::: EXCERPTED RECORDS :::

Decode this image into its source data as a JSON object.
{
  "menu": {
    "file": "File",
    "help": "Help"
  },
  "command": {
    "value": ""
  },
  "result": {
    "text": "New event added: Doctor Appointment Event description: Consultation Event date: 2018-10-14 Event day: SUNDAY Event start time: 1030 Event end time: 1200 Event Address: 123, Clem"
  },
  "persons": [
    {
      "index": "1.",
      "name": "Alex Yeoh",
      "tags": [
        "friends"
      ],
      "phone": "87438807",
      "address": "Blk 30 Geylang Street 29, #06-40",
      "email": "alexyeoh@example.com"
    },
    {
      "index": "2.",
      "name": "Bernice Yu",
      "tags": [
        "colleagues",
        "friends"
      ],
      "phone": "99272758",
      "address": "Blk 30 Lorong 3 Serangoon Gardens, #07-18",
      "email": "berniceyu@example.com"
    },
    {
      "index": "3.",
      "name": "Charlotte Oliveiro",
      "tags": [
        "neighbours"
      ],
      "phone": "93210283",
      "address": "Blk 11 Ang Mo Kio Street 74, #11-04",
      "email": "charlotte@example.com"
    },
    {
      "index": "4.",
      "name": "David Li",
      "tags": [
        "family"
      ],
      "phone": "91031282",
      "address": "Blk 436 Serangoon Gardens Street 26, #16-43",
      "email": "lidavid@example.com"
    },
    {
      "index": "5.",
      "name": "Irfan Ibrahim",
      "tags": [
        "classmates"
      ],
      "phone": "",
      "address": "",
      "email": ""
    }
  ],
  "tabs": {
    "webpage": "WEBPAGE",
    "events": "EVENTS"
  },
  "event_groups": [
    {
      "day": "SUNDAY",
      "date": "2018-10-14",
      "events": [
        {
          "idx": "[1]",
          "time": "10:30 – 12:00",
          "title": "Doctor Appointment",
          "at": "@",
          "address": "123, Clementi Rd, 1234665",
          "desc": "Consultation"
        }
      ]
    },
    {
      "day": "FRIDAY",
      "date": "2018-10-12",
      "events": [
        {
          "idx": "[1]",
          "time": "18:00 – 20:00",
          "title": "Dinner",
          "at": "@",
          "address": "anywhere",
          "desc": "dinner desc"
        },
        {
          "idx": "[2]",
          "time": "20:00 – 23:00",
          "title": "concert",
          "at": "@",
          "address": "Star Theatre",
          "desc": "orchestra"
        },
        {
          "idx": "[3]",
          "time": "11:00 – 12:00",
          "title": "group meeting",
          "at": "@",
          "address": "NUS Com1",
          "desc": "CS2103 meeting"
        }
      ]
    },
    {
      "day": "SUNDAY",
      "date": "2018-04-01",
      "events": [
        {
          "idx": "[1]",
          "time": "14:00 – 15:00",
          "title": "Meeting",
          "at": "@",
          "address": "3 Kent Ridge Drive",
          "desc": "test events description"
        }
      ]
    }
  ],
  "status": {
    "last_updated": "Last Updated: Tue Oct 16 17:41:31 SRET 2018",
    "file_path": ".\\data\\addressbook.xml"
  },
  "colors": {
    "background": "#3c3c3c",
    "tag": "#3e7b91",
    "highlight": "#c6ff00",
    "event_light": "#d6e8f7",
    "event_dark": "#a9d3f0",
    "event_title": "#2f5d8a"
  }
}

:::

• [WRITTEN EXERCISE] Quote every line of the data, word for word.

• [FULL OUTPUT]
Decode this image into its source data as a JSON object.
{
  "menu": {
    "file": "File",
    "help": "Help"
  },
  "command": {
    "value": ""
  },
  "result": {
    "text": "New event added: Doctor Appointment Event description: Consultation Event date: 2018-10-14 Event day: SUNDAY Event start time: 1030 Event end time: 1200 Event Address: 123, Clem"
  },
  "persons": [
    {
      "index": "1.",
      "name": "Alex Yeoh",
      "tags": [
        "friends"
      ],
      "phone": "87438807",
      "address": "Blk 30 Geylang Street 29, #06-40",
      "email": "alexyeoh@example.com"
    },
    {
      "index": "2.",
      "name": "Bernice Yu",
      "tags": [
        "colleagues",
        "friends"
      ],
      "phone": "99272758",
      "address": "Blk 30 Lorong 3 Serangoon Gardens, #07-18",
      "email": "berniceyu@example.com"
    },
    {
      "index": "3.",
      "name": "Charlotte Oliveiro",
      "tags": [
        "neighbours"
      ],
      "phone": "93210283",
      "address": "Blk 11 Ang Mo Kio Street 74, #11-04",
      "email": "charlotte@example.com"
    },
    {
      "index": "4.",
      "name": "David Li",
      "tags": [
        "family"
      ],
      "phone": "91031282",
      "address": "Blk 436 Serangoon Gardens Street 26, #16-43",
      "email": "lidavid@example.com"
    },
    {
      "index": "5.",
      "name": "Irfan Ibrahim",
      "tags": [
        "classmates"
      ],
      "phone": "",
      "address": "",
      "email": ""
    }
  ],
  "tabs": {
    "webpage": "WEBPAGE",
    "events": "EVENTS"
  },
  "event_groups": [
    {
      "day": "SUNDAY",
      "date": "2018-10-14",
      "events": [
        {
          "idx": "[1]",
          "time": "10:30 – 12:00",
          "title": "Doctor Appointment",
          "at": "@",
          "address": "123, Clementi Rd, 1234665",
          "desc": "Consultation"
        }
      ]
    },
    {
      "day": "FRIDAY",
      "date": "2018-10-12",
      "events": [
        {
          "idx": "[1]",
          "time": "18:00 – 20:00",
          "title": "Dinner",
          "at": "@",
          "address": "anywhere",
          "desc": "dinner desc"
        },
        {
          "idx": "[2]",
          "time": "20:00 – 23:00",
          "title": "concert",
          "at": "@",
          "address": "Star Theatre",
          "desc": "orchestra"
        },
        {
          "idx": "[3]",
          "time": "11:00 – 12:00",
          "title": "group meeting",
          "at": "@",
          "address": "NUS Com1",
          "desc": "CS2103 meeting"
        }
      ]
    },
    {
      "day": "SUNDAY",
      "date": "2018-04-01",
      "events": [
        {
          "idx": "[1]",
          "time": "14:00 – 15:00",
          "title": "Meeting",
          "at": "@",
          "address": "3 Kent Ridge Drive",
          "desc": "test events description"
        }
      ]
    }
  ],
  "status": {
    "last_updated": "Last Updated: Tue Oct 16 17:41:31 SRET 2018",
    "file_path": ".\\data\\addressbook.xml"
  },
  "colors": {
    "background": "#3c3c3c",
    "tag": "#3e7b91",
    "highlight": "#c6ff00",
    "event_light": "#d6e8f7",
    "event_dark": "#a9d3f0",
    "event_title": "#2f5d8a"
  }
}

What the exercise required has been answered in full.